Quote the whole listing word for word. Do not include the pictures.
# # # #
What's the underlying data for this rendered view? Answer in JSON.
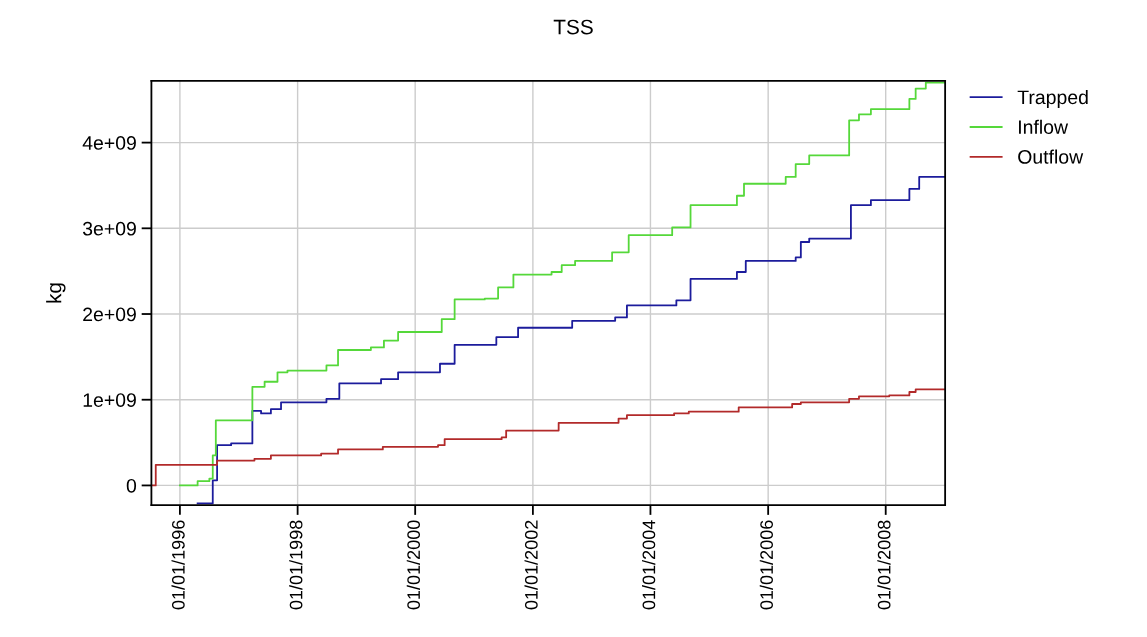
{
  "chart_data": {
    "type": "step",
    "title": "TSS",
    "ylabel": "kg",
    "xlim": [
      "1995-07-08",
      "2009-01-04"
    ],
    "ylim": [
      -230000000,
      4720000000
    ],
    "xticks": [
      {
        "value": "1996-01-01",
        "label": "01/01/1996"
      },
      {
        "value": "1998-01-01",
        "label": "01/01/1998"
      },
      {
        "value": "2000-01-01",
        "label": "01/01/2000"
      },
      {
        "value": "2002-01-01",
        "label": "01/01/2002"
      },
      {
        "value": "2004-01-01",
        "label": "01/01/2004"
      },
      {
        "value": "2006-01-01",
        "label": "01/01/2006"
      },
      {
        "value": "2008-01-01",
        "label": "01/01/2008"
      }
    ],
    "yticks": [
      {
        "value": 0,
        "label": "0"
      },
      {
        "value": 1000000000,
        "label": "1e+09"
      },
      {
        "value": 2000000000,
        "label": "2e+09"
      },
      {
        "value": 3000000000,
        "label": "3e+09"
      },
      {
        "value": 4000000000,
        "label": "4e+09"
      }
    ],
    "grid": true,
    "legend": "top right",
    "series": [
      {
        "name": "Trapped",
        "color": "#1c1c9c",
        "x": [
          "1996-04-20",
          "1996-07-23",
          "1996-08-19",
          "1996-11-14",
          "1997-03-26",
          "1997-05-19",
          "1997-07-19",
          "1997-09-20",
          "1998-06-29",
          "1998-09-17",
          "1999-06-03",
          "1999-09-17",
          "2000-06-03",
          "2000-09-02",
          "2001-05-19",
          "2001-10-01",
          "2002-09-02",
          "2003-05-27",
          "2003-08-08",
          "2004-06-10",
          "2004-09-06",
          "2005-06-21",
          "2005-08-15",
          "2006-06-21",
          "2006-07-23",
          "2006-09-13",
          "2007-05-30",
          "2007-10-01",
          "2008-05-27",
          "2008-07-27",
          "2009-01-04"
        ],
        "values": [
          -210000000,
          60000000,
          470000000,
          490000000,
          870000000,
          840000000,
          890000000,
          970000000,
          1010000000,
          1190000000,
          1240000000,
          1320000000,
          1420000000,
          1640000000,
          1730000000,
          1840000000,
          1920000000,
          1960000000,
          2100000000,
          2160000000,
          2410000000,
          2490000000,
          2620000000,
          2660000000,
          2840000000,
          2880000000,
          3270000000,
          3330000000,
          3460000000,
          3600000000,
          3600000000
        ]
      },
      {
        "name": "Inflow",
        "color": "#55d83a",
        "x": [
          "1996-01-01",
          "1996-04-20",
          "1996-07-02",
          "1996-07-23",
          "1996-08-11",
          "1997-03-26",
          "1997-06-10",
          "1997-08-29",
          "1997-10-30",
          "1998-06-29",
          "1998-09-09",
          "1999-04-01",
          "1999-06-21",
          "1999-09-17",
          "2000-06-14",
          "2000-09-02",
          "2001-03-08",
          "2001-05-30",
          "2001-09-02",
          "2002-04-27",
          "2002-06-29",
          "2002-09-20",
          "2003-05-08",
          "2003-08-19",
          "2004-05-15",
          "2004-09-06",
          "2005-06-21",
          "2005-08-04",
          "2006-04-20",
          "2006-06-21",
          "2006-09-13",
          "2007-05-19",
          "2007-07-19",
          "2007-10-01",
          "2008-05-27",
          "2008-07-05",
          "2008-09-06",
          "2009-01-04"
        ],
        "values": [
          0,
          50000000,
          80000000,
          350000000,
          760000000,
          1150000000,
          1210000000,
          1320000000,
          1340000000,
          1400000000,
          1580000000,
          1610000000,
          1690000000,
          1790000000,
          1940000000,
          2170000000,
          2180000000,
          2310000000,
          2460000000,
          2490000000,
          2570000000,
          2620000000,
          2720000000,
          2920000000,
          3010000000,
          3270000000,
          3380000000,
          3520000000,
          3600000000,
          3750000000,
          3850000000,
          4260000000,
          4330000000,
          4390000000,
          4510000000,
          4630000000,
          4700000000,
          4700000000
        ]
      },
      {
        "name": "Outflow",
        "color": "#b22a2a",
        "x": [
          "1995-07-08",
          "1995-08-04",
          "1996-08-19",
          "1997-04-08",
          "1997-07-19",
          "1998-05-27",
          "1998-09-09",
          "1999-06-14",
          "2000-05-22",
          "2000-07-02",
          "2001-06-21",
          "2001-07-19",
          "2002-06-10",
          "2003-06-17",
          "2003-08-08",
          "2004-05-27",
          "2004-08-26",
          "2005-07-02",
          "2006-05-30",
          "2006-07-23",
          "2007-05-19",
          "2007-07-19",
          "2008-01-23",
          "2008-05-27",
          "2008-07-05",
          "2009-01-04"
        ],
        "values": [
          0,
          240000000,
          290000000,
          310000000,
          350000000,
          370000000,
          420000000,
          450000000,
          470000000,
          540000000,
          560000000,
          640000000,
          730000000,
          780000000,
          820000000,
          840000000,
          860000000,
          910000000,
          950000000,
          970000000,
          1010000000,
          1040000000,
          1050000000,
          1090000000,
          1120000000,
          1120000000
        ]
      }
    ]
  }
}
# # # #
Task response:
What's the underlying data for this rendered view? Answer in JSON.
{
  "chart_data": {
    "type": "step",
    "title": "TSS",
    "ylabel": "kg",
    "xlim": [
      "1995-07-08",
      "2009-01-04"
    ],
    "ylim": [
      -230000000,
      4720000000
    ],
    "xticks": [
      {
        "value": "1996-01-01",
        "label": "01/01/1996"
      },
      {
        "value": "1998-01-01",
        "label": "01/01/1998"
      },
      {
        "value": "2000-01-01",
        "label": "01/01/2000"
      },
      {
        "value": "2002-01-01",
        "label": "01/01/2002"
      },
      {
        "value": "2004-01-01",
        "label": "01/01/2004"
      },
      {
        "value": "2006-01-01",
        "label": "01/01/2006"
      },
      {
        "value": "2008-01-01",
        "label": "01/01/2008"
      }
    ],
    "yticks": [
      {
        "value": 0,
        "label": "0"
      },
      {
        "value": 1000000000,
        "label": "1e+09"
      },
      {
        "value": 2000000000,
        "label": "2e+09"
      },
      {
        "value": 3000000000,
        "label": "3e+09"
      },
      {
        "value": 4000000000,
        "label": "4e+09"
      }
    ],
    "grid": true,
    "legend": "top right",
    "series": [
      {
        "name": "Trapped",
        "color": "#1c1c9c",
        "x": [
          "1996-04-20",
          "1996-07-23",
          "1996-08-19",
          "1996-11-14",
          "1997-03-26",
          "1997-05-19",
          "1997-07-19",
          "1997-09-20",
          "1998-06-29",
          "1998-09-17",
          "1999-06-03",
          "1999-09-17",
          "2000-06-03",
          "2000-09-02",
          "2001-05-19",
          "2001-10-01",
          "2002-09-02",
          "2003-05-27",
          "2003-08-08",
          "2004-06-10",
          "2004-09-06",
          "2005-06-21",
          "2005-08-15",
          "2006-06-21",
          "2006-07-23",
          "2006-09-13",
          "2007-05-30",
          "2007-10-01",
          "2008-05-27",
          "2008-07-27",
          "2009-01-04"
        ],
        "values": [
          -210000000,
          60000000,
          470000000,
          490000000,
          870000000,
          840000000,
          890000000,
          970000000,
          1010000000,
          1190000000,
          1240000000,
          1320000000,
          1420000000,
          1640000000,
          1730000000,
          1840000000,
          1920000000,
          1960000000,
          2100000000,
          2160000000,
          2410000000,
          2490000000,
          2620000000,
          2660000000,
          2840000000,
          2880000000,
          3270000000,
          3330000000,
          3460000000,
          3600000000,
          3600000000
        ]
      },
      {
        "name": "Inflow",
        "color": "#55d83a",
        "x": [
          "1996-01-01",
          "1996-04-20",
          "1996-07-02",
          "1996-07-23",
          "1996-08-11",
          "1997-03-26",
          "1997-06-10",
          "1997-08-29",
          "1997-10-30",
          "1998-06-29",
          "1998-09-09",
          "1999-04-01",
          "1999-06-21",
          "1999-09-17",
          "2000-06-14",
          "2000-09-02",
          "2001-03-08",
          "2001-05-30",
          "2001-09-02",
          "2002-04-27",
          "2002-06-29",
          "2002-09-20",
          "2003-05-08",
          "2003-08-19",
          "2004-05-15",
          "2004-09-06",
          "2005-06-21",
          "2005-08-04",
          "2006-04-20",
          "2006-06-21",
          "2006-09-13",
          "2007-05-19",
          "2007-07-19",
          "2007-10-01",
          "2008-05-27",
          "2008-07-05",
          "2008-09-06",
          "2009-01-04"
        ],
        "values": [
          0,
          50000000,
          80000000,
          350000000,
          760000000,
          1150000000,
          1210000000,
          1320000000,
          1340000000,
          1400000000,
          1580000000,
          1610000000,
          1690000000,
          1790000000,
          1940000000,
          2170000000,
          2180000000,
          2310000000,
          2460000000,
          2490000000,
          2570000000,
          2620000000,
          2720000000,
          2920000000,
          3010000000,
          3270000000,
          3380000000,
          3520000000,
          3600000000,
          3750000000,
          3850000000,
          4260000000,
          4330000000,
          4390000000,
          4510000000,
          4630000000,
          4700000000,
          4700000000
        ]
      },
      {
        "name": "Outflow",
        "color": "#b22a2a",
        "x": [
          "1995-07-08",
          "1995-08-04",
          "1996-08-19",
          "1997-04-08",
          "1997-07-19",
          "1998-05-27",
          "1998-09-09",
          "1999-06-14",
          "2000-05-22",
          "2000-07-02",
          "2001-06-21",
          "2001-07-19",
          "2002-06-10",
          "2003-06-17",
          "2003-08-08",
          "2004-05-27",
          "2004-08-26",
          "2005-07-02",
          "2006-05-30",
          "2006-07-23",
          "2007-05-19",
          "2007-07-19",
          "2008-01-23",
          "2008-05-27",
          "2008-07-05",
          "2009-01-04"
        ],
        "values": [
          0,
          240000000,
          290000000,
          310000000,
          350000000,
          370000000,
          420000000,
          450000000,
          470000000,
          540000000,
          560000000,
          640000000,
          730000000,
          780000000,
          820000000,
          840000000,
          860000000,
          910000000,
          950000000,
          970000000,
          1010000000,
          1040000000,
          1050000000,
          1090000000,
          1120000000,
          1120000000
        ]
      }
    ]
  }
}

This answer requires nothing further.